### YOUR INSTRUCTIONS
Extract the full listing verbatim and drop any pictures from your copy.

<<<<

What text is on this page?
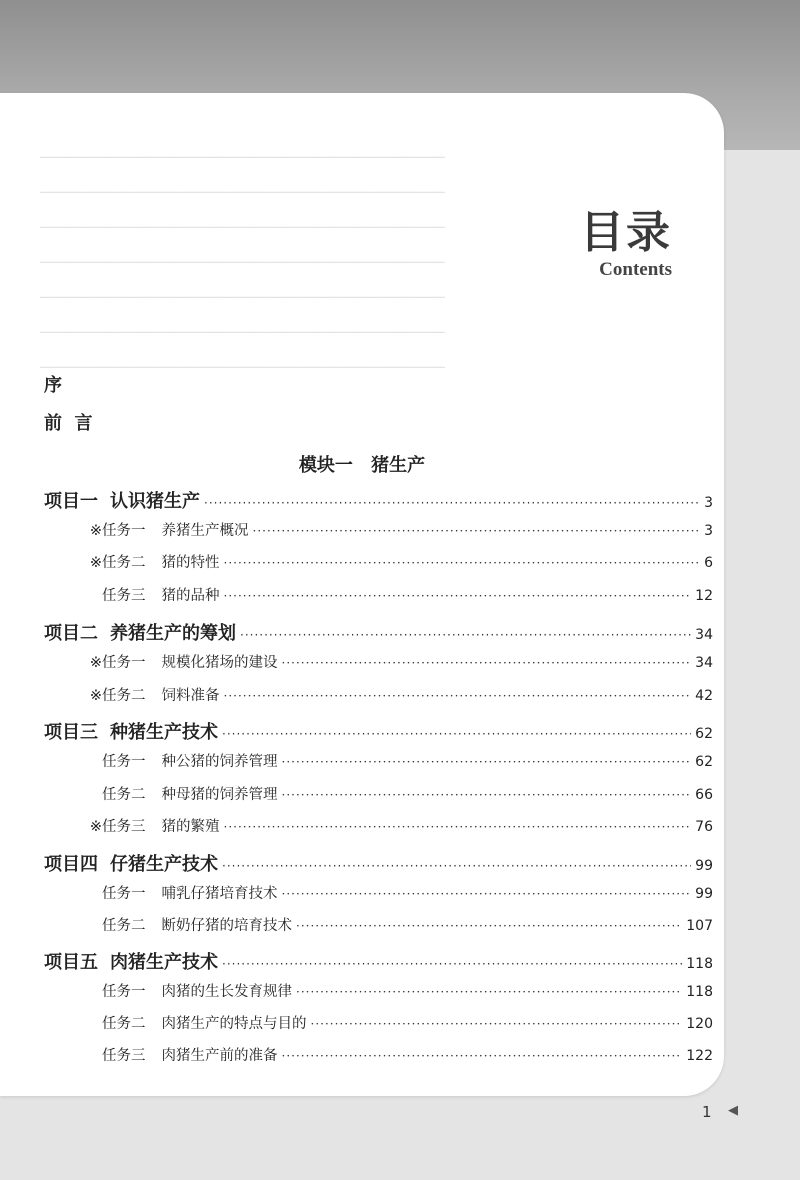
目录
Contents
序
前  言
模块一 猪生产
项目一 认识猪生产 ·····	3
※任务一 养猪生产概况 ·····	3
※任务二 猪的特性 ·····	6
任务三 猪的品种 ·····	12
项目二 养猪生产的筹划 ·····	34
※任务一 规模化猪场的建设 ·····	34
※任务二 饲料准备 ·····	42
项目三 种猪生产技术 ·····	62
任务一 种公猪的饲养管理 ·····	62
任务二 种母猪的饲养管理 ·····	66
※任务三 猪的繁殖 ·····	76
项目四 仔猪生产技术 ·····	99
任务一 哺乳仔猪培育技术 ·····	99
任务二 断奶仔猪的培育技术 ·····	107
项目五 肉猪生产技术 ·····	118
任务一 肉猪的生长发育规律 ·····	118
任务二 肉猪生产的特点与目的 ·····	120
任务三 肉猪生产前的准备 ·····	122
1 ◀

>>>>

### EXERCISE SOLUTION
What text is on this page?
目录
Contents
序
前  言
模块一 猪生产
项目一 认识猪生产 ·····	3
※任务一 养猪生产概况 ·····	3
※任务二 猪的特性 ·····	6
任务三 猪的品种 ·····	12
项目二 养猪生产的筹划 ·····	34
※任务一 规模化猪场的建设 ·····	34
※任务二 饲料准备 ·····	42
项目三 种猪生产技术 ·····	62
任务一 种公猪的饲养管理 ·····	62
任务二 种母猪的饲养管理 ·····	66
※任务三 猪的繁殖 ·····	76
项目四 仔猪生产技术 ·····	99
任务一 哺乳仔猪培育技术 ·····	99
任务二 断奶仔猪的培育技术 ·····	107
项目五 肉猪生产技术 ·····	118
任务一 肉猪的生长发育规律 ·····	118
任务二 肉猪生产的特点与目的 ·····	120
任务三 肉猪生产前的准备 ·····	122
1 ◀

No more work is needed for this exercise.